(Requirements): From the listing below, return each line that includes "προφήτας".

(Information provided):
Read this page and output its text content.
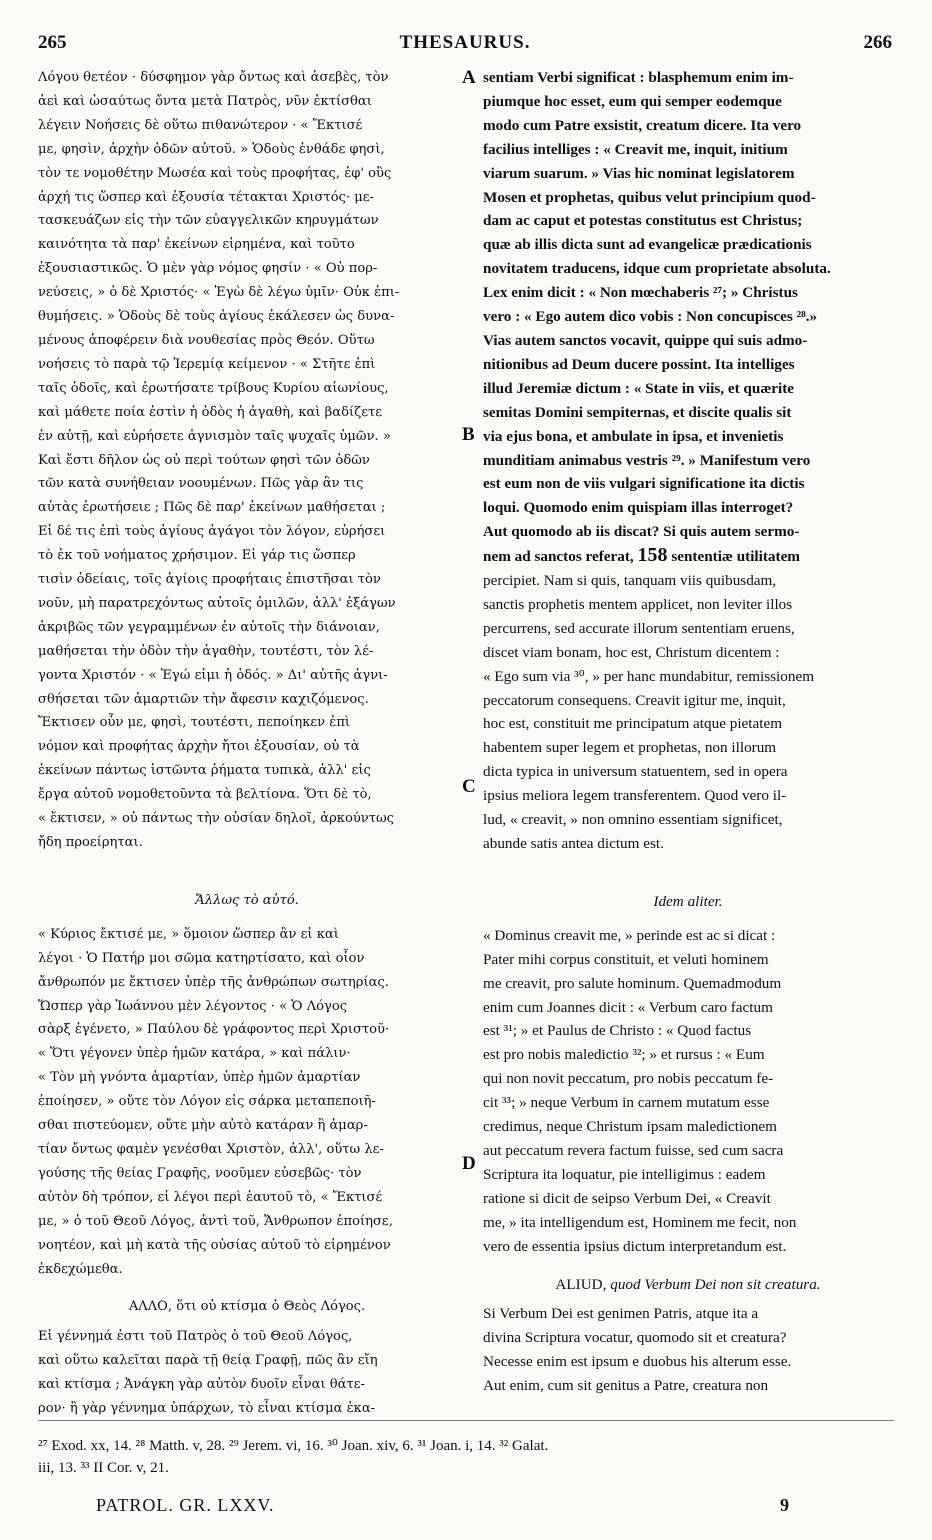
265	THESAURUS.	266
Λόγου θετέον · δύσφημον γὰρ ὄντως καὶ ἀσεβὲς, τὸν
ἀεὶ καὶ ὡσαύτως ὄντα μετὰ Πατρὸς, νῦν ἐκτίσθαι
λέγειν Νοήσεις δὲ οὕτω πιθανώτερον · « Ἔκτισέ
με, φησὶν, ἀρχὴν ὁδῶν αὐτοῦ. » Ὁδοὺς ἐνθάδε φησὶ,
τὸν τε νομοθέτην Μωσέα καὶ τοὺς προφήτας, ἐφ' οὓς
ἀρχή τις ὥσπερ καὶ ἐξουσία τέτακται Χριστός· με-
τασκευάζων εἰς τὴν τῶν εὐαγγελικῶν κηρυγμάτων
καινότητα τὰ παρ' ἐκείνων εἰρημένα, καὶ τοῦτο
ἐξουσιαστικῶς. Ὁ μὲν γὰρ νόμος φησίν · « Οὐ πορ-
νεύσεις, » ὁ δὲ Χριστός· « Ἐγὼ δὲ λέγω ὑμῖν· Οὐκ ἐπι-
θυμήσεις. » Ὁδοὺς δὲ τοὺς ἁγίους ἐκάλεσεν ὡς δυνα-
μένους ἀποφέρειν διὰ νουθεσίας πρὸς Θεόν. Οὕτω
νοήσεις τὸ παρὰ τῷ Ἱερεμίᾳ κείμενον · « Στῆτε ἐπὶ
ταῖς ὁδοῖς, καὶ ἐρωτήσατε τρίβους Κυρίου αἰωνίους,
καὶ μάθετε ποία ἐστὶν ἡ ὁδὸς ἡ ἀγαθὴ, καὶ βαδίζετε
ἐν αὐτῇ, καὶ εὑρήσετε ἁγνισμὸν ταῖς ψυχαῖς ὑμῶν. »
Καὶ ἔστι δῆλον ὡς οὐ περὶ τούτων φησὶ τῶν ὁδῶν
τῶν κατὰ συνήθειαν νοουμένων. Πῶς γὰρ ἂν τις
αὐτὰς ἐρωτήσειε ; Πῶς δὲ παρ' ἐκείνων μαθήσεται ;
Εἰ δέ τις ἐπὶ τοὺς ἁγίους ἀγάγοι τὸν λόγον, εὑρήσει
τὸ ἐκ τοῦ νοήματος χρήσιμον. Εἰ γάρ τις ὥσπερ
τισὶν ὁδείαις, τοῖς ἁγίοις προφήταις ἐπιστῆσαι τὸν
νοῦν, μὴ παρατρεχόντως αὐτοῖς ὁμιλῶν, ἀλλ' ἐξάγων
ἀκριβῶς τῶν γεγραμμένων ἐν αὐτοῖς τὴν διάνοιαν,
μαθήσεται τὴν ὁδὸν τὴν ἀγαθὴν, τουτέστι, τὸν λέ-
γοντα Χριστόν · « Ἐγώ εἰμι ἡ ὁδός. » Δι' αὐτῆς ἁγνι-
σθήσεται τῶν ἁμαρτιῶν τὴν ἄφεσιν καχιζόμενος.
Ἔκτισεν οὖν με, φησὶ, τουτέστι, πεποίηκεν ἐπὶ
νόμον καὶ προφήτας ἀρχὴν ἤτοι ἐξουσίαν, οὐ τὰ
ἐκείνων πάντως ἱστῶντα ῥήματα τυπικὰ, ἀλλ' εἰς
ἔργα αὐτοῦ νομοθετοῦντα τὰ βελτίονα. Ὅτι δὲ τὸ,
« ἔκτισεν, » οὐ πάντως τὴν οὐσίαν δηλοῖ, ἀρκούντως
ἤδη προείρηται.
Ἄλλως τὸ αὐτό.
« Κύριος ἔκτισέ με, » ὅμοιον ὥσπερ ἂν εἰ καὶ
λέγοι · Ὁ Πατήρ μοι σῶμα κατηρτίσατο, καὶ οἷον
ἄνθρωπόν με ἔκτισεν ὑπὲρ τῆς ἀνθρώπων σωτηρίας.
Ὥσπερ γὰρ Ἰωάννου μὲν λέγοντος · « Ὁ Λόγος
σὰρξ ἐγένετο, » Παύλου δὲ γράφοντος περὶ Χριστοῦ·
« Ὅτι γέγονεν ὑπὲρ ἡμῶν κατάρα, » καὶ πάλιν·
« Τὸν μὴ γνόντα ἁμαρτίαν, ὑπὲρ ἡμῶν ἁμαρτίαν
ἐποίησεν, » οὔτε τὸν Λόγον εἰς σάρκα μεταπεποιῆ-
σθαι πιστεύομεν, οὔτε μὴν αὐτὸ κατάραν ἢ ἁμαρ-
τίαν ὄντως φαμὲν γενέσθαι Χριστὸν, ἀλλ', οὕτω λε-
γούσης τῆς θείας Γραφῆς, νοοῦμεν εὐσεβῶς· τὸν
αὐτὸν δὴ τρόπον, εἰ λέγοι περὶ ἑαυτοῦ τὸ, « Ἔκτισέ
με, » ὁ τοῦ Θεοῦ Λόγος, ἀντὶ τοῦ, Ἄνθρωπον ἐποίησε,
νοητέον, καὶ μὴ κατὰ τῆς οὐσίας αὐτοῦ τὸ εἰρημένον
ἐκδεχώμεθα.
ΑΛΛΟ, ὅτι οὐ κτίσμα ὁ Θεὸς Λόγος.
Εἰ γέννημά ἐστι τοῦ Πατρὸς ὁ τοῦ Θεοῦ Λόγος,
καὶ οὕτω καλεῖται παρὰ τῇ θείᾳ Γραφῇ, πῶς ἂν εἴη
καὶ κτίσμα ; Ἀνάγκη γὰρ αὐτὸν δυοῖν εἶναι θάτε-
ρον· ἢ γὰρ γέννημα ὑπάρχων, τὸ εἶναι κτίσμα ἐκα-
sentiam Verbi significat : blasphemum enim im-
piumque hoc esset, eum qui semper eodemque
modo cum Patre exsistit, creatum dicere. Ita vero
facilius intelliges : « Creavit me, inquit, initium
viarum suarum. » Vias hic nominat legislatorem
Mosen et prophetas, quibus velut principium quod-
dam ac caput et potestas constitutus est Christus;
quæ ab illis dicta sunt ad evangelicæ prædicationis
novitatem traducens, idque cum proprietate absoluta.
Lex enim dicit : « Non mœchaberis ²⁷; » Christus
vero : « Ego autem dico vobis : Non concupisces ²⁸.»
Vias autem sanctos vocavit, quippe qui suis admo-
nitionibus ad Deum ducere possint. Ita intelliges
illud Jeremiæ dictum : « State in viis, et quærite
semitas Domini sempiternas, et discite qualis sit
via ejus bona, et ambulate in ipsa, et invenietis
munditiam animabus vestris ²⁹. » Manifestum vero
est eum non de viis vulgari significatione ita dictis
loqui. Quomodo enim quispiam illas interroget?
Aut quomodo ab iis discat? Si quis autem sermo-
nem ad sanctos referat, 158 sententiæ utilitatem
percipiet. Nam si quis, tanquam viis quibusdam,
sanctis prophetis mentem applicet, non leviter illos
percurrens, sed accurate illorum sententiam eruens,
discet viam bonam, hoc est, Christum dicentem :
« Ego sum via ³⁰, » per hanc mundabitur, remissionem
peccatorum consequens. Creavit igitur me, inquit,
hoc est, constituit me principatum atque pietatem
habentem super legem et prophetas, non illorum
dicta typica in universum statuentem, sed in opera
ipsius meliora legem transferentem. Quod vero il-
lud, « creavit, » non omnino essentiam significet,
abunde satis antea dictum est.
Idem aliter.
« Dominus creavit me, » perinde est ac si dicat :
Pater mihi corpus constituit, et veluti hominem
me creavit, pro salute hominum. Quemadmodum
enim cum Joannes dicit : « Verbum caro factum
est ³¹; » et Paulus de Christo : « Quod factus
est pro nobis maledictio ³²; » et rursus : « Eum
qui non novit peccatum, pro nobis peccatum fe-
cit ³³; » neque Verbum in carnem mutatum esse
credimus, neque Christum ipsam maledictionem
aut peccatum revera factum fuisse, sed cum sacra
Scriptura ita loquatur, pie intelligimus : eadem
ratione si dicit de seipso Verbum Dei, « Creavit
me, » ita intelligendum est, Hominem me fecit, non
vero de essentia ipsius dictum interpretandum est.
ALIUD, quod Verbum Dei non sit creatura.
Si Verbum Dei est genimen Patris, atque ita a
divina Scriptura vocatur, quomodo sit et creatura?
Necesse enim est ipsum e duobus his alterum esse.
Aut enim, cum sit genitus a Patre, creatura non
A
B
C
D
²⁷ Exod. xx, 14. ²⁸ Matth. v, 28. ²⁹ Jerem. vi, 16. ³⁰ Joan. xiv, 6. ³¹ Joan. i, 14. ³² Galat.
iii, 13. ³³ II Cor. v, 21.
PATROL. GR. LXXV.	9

---

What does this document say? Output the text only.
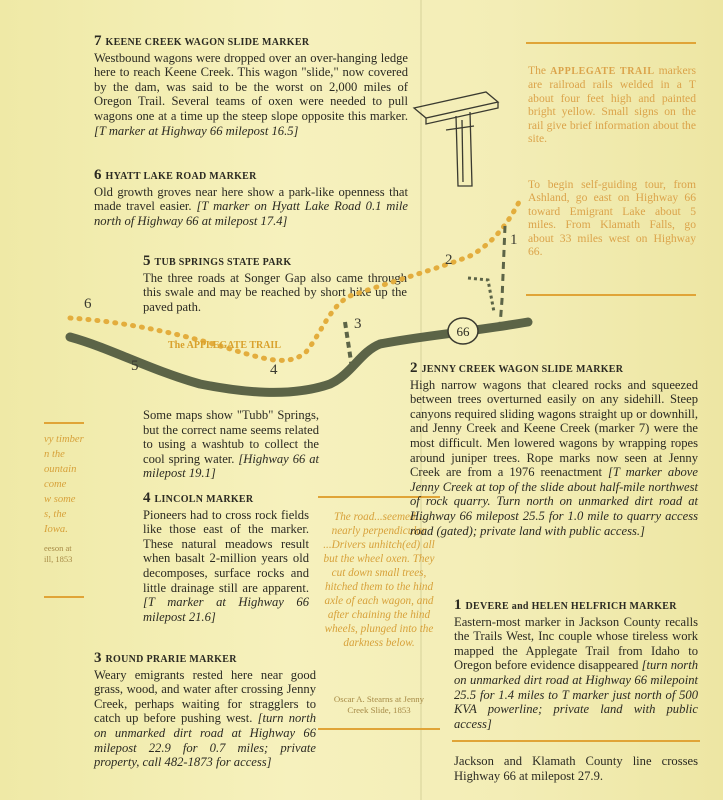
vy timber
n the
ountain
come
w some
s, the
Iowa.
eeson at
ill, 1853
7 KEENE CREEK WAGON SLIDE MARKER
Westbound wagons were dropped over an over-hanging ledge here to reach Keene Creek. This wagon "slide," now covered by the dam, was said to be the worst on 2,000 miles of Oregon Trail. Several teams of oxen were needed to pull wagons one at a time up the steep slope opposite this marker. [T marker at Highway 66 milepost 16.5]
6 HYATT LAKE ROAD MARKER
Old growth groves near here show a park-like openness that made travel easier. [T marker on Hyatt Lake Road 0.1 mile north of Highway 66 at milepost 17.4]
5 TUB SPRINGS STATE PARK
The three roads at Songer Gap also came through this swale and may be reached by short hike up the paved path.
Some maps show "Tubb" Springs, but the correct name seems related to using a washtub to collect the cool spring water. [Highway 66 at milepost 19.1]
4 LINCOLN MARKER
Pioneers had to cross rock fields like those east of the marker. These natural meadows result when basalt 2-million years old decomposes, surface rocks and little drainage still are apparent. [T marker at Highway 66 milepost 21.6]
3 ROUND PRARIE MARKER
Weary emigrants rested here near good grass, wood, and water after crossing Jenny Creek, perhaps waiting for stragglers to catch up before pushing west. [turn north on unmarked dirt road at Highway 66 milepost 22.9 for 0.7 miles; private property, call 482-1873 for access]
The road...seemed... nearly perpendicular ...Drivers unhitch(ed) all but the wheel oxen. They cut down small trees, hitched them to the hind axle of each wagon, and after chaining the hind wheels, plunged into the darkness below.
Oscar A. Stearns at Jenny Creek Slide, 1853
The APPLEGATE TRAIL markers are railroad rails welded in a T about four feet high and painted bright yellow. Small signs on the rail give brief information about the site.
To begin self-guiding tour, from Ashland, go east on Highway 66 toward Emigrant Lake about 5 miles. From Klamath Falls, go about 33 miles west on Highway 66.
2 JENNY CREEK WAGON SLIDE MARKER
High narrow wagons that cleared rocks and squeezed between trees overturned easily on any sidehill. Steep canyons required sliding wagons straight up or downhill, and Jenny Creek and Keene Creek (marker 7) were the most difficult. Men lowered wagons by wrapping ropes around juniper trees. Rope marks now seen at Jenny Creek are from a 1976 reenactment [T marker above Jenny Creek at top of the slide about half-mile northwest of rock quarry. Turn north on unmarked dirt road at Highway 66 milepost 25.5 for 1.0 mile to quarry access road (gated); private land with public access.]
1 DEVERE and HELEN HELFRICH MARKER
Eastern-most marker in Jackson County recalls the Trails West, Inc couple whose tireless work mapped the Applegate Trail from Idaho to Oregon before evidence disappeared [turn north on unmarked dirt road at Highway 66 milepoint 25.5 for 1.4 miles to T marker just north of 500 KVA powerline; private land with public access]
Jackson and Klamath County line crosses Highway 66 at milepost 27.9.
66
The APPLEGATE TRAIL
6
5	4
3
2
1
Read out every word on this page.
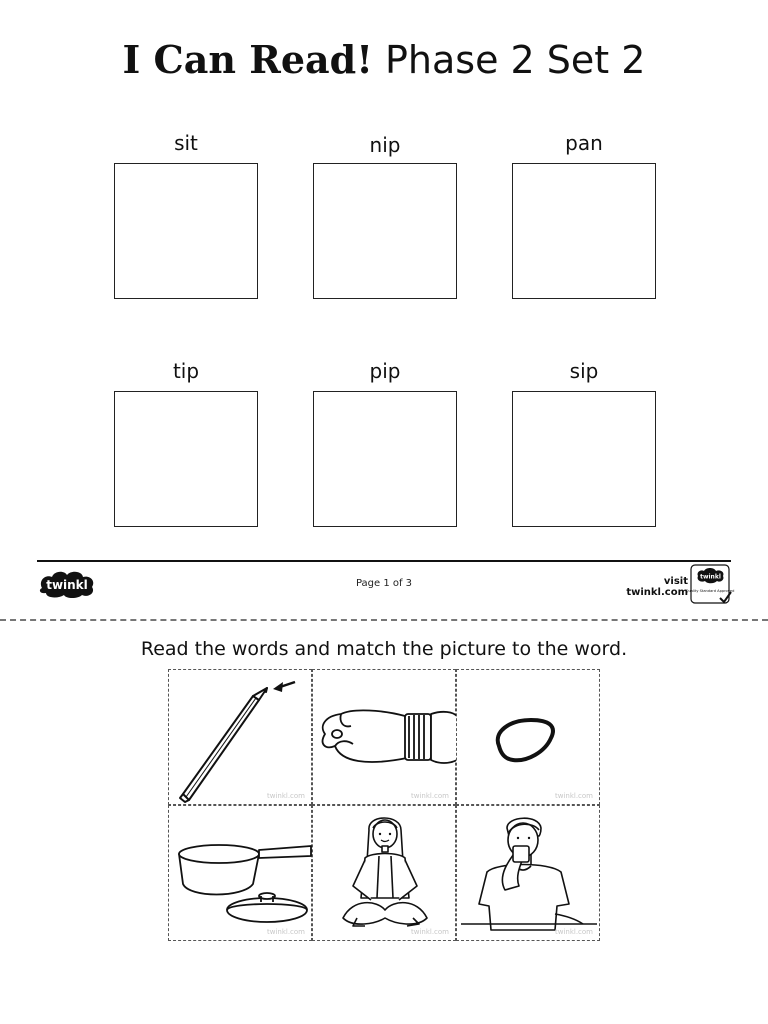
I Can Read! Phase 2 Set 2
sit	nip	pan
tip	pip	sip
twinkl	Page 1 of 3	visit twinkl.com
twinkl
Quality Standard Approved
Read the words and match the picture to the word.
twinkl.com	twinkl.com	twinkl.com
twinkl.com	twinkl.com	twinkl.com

(Exercise solution):
τὸν τε νομοθέτην Μωσέα καὶ τοὺς προφήτας, ἐφ' οὓς
νόμον καὶ προφήτας ἀρχὴν ἤτοι ἐξουσίαν, οὐ τὰ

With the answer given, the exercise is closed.